● Dataset content:
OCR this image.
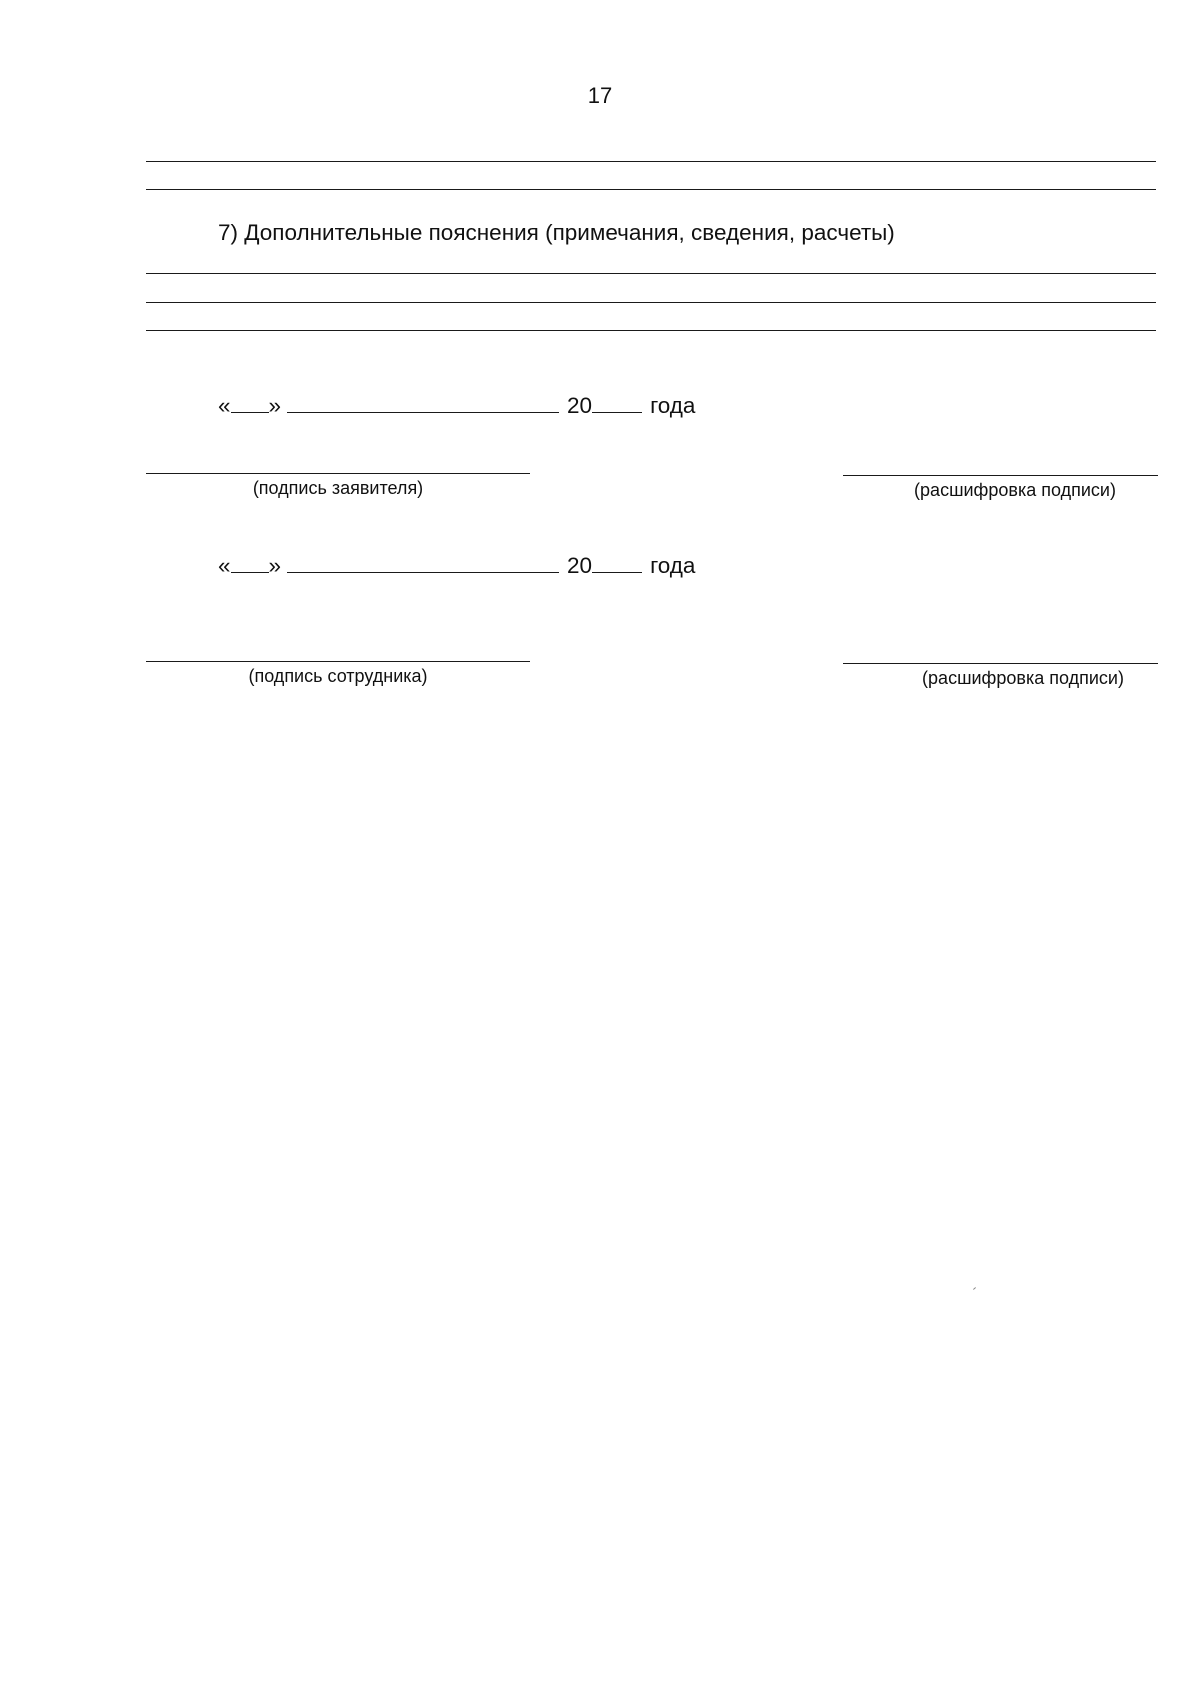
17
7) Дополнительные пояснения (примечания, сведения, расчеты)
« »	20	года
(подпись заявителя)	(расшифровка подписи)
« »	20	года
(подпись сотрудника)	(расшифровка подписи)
...
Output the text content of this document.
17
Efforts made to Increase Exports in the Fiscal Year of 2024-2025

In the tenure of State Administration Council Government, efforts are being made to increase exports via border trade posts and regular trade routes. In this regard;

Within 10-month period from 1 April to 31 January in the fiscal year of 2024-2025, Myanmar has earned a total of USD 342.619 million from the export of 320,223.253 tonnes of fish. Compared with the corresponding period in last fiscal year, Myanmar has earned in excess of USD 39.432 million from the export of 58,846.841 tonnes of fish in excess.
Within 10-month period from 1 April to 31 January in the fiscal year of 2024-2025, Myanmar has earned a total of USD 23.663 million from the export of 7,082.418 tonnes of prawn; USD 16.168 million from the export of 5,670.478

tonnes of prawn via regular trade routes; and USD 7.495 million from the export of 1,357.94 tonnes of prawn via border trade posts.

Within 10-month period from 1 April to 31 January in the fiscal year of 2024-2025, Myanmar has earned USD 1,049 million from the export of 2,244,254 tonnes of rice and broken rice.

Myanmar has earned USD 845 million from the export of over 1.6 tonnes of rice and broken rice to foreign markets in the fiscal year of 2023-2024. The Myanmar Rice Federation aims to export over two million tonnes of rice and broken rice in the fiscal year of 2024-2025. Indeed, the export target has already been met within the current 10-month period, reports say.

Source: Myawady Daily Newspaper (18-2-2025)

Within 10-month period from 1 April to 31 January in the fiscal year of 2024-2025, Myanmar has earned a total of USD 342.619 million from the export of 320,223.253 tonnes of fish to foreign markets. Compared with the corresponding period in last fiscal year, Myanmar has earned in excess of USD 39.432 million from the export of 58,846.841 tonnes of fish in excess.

● Written problem:
Using the listing above, gather each line that holds the string "April" and copy it.

● Reply to the exercise:
Within 10-month period from 1 April to 31 January in the fiscal year of 2024-2025, Myanmar has earned a total of USD 342.619 million from the export of 320,223.253 tonnes of fish. Compared with the corresponding period in last fiscal year, Myanmar has earned in excess of USD 39.432 million from the export of 58,846.841 tonnes of fish in excess.
Within 10-month period from 1 April to 31 January in the fiscal year of 2024-2025, Myanmar has earned a total of USD 23.663 million from the export of 7,082.418 tonnes of prawn; USD 16.168 million from the export of 5,670.478
Within 10-month period from 1 April to 31 January in the fiscal year of 2024-2025, Myanmar has earned USD 1,049 million from the export of 2,244,254 tonnes of rice and broken rice.
Within 10-month period from 1 April to 31 January in the fiscal year of 2024-2025, Myanmar has earned a total of USD 342.619 million from the export of 320,223.253 tonnes of fish to foreign markets. Compared with the corresponding period in last fiscal year, Myanmar has earned in excess of USD 39.432 million from the export of 58,846.841 tonnes of fish in excess.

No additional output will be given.